_What the task requires_
What follows is a listing; give it again exactly, in its entirety.

>> begin

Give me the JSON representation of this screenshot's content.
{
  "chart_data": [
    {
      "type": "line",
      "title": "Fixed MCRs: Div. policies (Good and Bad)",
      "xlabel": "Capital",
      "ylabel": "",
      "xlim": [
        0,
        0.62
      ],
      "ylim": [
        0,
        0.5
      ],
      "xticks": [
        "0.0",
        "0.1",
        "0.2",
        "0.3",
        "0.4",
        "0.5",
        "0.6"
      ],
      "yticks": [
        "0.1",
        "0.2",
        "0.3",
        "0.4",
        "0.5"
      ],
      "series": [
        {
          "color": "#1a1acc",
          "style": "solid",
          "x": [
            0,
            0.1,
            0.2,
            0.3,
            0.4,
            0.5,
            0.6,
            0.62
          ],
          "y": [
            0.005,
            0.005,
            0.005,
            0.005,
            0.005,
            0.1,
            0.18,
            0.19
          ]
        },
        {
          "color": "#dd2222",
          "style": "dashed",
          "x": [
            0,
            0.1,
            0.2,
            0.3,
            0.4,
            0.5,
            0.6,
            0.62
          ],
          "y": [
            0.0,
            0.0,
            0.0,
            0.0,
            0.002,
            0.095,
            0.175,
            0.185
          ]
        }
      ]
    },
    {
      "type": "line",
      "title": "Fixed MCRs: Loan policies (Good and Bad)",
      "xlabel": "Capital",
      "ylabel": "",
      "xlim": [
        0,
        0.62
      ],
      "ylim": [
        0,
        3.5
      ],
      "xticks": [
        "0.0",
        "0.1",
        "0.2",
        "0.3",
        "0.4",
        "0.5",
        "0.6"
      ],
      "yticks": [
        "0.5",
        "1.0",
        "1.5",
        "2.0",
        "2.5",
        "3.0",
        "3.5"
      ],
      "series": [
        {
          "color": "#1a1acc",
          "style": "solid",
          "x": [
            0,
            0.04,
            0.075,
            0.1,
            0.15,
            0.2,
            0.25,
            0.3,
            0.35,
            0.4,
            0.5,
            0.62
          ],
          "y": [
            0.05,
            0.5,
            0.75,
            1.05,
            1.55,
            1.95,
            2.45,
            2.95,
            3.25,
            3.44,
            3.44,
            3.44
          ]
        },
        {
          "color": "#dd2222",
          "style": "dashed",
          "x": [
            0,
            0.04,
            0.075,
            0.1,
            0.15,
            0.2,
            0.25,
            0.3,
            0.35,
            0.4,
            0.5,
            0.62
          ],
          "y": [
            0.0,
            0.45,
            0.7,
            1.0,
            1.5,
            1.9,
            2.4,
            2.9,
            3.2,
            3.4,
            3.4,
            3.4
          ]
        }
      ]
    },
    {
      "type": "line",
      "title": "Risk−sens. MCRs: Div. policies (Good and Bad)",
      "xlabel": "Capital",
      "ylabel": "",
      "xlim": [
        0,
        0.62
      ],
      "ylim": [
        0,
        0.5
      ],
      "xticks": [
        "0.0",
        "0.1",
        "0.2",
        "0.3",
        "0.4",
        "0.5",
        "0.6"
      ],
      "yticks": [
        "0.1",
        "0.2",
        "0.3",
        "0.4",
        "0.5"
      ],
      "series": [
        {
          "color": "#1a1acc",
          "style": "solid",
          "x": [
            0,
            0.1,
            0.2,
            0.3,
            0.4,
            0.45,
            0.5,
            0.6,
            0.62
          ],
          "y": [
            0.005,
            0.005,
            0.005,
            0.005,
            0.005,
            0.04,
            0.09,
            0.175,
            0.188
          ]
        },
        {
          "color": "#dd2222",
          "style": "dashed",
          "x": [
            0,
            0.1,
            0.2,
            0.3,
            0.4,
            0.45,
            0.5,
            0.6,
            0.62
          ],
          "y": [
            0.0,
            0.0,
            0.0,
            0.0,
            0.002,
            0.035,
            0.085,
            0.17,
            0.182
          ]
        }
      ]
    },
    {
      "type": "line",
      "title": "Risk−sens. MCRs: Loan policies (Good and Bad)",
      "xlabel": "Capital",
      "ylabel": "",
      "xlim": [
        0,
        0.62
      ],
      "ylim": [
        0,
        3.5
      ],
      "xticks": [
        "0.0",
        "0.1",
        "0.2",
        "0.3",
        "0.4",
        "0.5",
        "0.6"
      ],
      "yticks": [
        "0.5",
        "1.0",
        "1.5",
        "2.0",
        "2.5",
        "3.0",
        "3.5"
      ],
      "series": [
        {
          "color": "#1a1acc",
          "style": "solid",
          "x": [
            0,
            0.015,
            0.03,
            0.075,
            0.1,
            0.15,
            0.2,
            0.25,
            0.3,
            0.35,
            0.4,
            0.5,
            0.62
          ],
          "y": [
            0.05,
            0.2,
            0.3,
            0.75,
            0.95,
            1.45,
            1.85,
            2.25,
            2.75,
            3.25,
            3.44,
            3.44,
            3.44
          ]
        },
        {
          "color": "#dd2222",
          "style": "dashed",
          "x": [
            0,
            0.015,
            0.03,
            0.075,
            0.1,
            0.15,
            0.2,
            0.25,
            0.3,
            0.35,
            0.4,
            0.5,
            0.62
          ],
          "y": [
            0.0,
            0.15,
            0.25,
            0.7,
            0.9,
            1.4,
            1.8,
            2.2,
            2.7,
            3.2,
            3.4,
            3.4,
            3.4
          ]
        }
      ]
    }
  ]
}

>> end

_The solution_
Give me the JSON representation of this screenshot's content.
{
  "chart_data": [
    {
      "type": "line",
      "title": "Fixed MCRs: Div. policies (Good and Bad)",
      "xlabel": "Capital",
      "ylabel": "",
      "xlim": [
        0,
        0.62
      ],
      "ylim": [
        0,
        0.5
      ],
      "xticks": [
        "0.0",
        "0.1",
        "0.2",
        "0.3",
        "0.4",
        "0.5",
        "0.6"
      ],
      "yticks": [
        "0.1",
        "0.2",
        "0.3",
        "0.4",
        "0.5"
      ],
      "series": [
        {
          "color": "#1a1acc",
          "style": "solid",
          "x": [
            0,
            0.1,
            0.2,
            0.3,
            0.4,
            0.5,
            0.6,
            0.62
          ],
          "y": [
            0.005,
            0.005,
            0.005,
            0.005,
            0.005,
            0.1,
            0.18,
            0.19
          ]
        },
        {
          "color": "#dd2222",
          "style": "dashed",
          "x": [
            0,
            0.1,
            0.2,
            0.3,
            0.4,
            0.5,
            0.6,
            0.62
          ],
          "y": [
            0.0,
            0.0,
            0.0,
            0.0,
            0.002,
            0.095,
            0.175,
            0.185
          ]
        }
      ]
    },
    {
      "type": "line",
      "title": "Fixed MCRs: Loan policies (Good and Bad)",
      "xlabel": "Capital",
      "ylabel": "",
      "xlim": [
        0,
        0.62
      ],
      "ylim": [
        0,
        3.5
      ],
      "xticks": [
        "0.0",
        "0.1",
        "0.2",
        "0.3",
        "0.4",
        "0.5",
        "0.6"
      ],
      "yticks": [
        "0.5",
        "1.0",
        "1.5",
        "2.0",
        "2.5",
        "3.0",
        "3.5"
      ],
      "series": [
        {
          "color": "#1a1acc",
          "style": "solid",
          "x": [
            0,
            0.04,
            0.075,
            0.1,
            0.15,
            0.2,
            0.25,
            0.3,
            0.35,
            0.4,
            0.5,
            0.62
          ],
          "y": [
            0.05,
            0.5,
            0.75,
            1.05,
            1.55,
            1.95,
            2.45,
            2.95,
            3.25,
            3.44,
            3.44,
            3.44
          ]
        },
        {
          "color": "#dd2222",
          "style": "dashed",
          "x": [
            0,
            0.04,
            0.075,
            0.1,
            0.15,
            0.2,
            0.25,
            0.3,
            0.35,
            0.4,
            0.5,
            0.62
          ],
          "y": [
            0.0,
            0.45,
            0.7,
            1.0,
            1.5,
            1.9,
            2.4,
            2.9,
            3.2,
            3.4,
            3.4,
            3.4
          ]
        }
      ]
    },
    {
      "type": "line",
      "title": "Risk−sens. MCRs: Div. policies (Good and Bad)",
      "xlabel": "Capital",
      "ylabel": "",
      "xlim": [
        0,
        0.62
      ],
      "ylim": [
        0,
        0.5
      ],
      "xticks": [
        "0.0",
        "0.1",
        "0.2",
        "0.3",
        "0.4",
        "0.5",
        "0.6"
      ],
      "yticks": [
        "0.1",
        "0.2",
        "0.3",
        "0.4",
        "0.5"
      ],
      "series": [
        {
          "color": "#1a1acc",
          "style": "solid",
          "x": [
            0,
            0.1,
            0.2,
            0.3,
            0.4,
            0.45,
            0.5,
            0.6,
            0.62
          ],
          "y": [
            0.005,
            0.005,
            0.005,
            0.005,
            0.005,
            0.04,
            0.09,
            0.175,
            0.188
          ]
        },
        {
          "color": "#dd2222",
          "style": "dashed",
          "x": [
            0,
            0.1,
            0.2,
            0.3,
            0.4,
            0.45,
            0.5,
            0.6,
            0.62
          ],
          "y": [
            0.0,
            0.0,
            0.0,
            0.0,
            0.002,
            0.035,
            0.085,
            0.17,
            0.182
          ]
        }
      ]
    },
    {
      "type": "line",
      "title": "Risk−sens. MCRs: Loan policies (Good and Bad)",
      "xlabel": "Capital",
      "ylabel": "",
      "xlim": [
        0,
        0.62
      ],
      "ylim": [
        0,
        3.5
      ],
      "xticks": [
        "0.0",
        "0.1",
        "0.2",
        "0.3",
        "0.4",
        "0.5",
        "0.6"
      ],
      "yticks": [
        "0.5",
        "1.0",
        "1.5",
        "2.0",
        "2.5",
        "3.0",
        "3.5"
      ],
      "series": [
        {
          "color": "#1a1acc",
          "style": "solid",
          "x": [
            0,
            0.015,
            0.03,
            0.075,
            0.1,
            0.15,
            0.2,
            0.25,
            0.3,
            0.35,
            0.4,
            0.5,
            0.62
          ],
          "y": [
            0.05,
            0.2,
            0.3,
            0.75,
            0.95,
            1.45,
            1.85,
            2.25,
            2.75,
            3.25,
            3.44,
            3.44,
            3.44
          ]
        },
        {
          "color": "#dd2222",
          "style": "dashed",
          "x": [
            0,
            0.015,
            0.03,
            0.075,
            0.1,
            0.15,
            0.2,
            0.25,
            0.3,
            0.35,
            0.4,
            0.5,
            0.62
          ],
          "y": [
            0.0,
            0.15,
            0.25,
            0.7,
            0.9,
            1.4,
            1.8,
            2.2,
            2.7,
            3.2,
            3.4,
            3.4,
            3.4
          ]
        }
      ]
    }
  ]
}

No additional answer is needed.